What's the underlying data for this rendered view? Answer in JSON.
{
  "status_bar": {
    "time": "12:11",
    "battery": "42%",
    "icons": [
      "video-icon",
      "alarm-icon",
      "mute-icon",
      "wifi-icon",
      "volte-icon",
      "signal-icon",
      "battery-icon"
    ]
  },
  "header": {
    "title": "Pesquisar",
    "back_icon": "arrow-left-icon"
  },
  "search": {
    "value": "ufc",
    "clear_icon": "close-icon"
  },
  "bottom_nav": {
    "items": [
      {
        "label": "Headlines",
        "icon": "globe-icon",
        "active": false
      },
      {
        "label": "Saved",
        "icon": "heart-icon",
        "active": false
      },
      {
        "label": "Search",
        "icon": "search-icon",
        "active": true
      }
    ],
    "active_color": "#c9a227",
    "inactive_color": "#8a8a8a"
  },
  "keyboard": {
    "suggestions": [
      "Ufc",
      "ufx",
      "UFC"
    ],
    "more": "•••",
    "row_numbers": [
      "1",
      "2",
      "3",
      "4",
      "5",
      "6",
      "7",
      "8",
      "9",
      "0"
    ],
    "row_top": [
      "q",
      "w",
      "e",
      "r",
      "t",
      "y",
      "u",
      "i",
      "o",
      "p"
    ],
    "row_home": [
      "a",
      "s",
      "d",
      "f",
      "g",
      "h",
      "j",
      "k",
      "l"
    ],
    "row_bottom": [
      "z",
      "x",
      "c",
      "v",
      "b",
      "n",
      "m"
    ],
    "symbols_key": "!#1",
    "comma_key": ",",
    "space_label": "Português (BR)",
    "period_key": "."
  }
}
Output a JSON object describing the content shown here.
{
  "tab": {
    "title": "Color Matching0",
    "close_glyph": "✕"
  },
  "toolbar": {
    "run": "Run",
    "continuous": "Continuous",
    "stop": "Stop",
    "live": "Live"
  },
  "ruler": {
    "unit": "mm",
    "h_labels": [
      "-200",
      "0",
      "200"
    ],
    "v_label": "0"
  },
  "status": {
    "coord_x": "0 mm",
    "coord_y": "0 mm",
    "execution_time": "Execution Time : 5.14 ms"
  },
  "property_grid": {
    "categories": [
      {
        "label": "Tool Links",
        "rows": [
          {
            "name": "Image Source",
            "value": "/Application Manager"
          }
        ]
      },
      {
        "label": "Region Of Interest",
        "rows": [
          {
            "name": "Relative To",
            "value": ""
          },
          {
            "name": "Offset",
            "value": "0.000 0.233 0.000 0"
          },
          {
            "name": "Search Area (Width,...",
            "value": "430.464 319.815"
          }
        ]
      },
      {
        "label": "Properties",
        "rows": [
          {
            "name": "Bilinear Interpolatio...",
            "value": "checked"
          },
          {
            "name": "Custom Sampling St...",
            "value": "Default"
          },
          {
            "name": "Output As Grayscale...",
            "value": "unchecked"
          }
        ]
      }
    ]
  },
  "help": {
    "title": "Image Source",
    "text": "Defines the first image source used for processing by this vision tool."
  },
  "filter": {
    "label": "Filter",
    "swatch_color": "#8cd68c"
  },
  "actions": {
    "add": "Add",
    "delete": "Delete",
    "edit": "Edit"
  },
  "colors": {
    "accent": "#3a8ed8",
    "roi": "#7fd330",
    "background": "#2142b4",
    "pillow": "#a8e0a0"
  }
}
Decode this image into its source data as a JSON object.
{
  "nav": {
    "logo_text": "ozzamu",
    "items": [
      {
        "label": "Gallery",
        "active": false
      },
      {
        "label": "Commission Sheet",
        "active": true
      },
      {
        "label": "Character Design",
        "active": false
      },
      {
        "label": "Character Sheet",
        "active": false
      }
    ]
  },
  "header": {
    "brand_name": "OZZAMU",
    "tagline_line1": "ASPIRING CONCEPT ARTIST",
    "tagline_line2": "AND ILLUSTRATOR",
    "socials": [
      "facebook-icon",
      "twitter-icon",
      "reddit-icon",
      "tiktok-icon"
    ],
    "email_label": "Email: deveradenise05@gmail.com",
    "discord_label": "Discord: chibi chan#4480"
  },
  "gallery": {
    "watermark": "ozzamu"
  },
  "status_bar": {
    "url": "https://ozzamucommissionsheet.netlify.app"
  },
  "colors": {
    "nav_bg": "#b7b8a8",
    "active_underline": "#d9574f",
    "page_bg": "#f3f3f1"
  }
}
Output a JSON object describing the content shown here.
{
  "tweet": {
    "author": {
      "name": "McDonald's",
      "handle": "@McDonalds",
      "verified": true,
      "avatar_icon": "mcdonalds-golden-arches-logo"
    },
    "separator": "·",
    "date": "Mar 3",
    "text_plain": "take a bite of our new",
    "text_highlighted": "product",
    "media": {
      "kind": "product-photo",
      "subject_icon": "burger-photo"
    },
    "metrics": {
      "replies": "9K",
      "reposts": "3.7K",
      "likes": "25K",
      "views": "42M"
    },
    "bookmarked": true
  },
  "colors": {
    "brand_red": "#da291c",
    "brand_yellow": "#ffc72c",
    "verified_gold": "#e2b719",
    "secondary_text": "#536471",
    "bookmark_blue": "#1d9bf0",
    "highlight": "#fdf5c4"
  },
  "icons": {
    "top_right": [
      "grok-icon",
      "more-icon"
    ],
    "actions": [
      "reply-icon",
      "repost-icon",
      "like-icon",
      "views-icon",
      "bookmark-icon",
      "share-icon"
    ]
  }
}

WHAT TO PRODUCE. Copy every line of the listing containing the string "title".

RESULT.
    "title": "Pesquisar",
    "title": "Color Matching0",
    "title": "Image Source",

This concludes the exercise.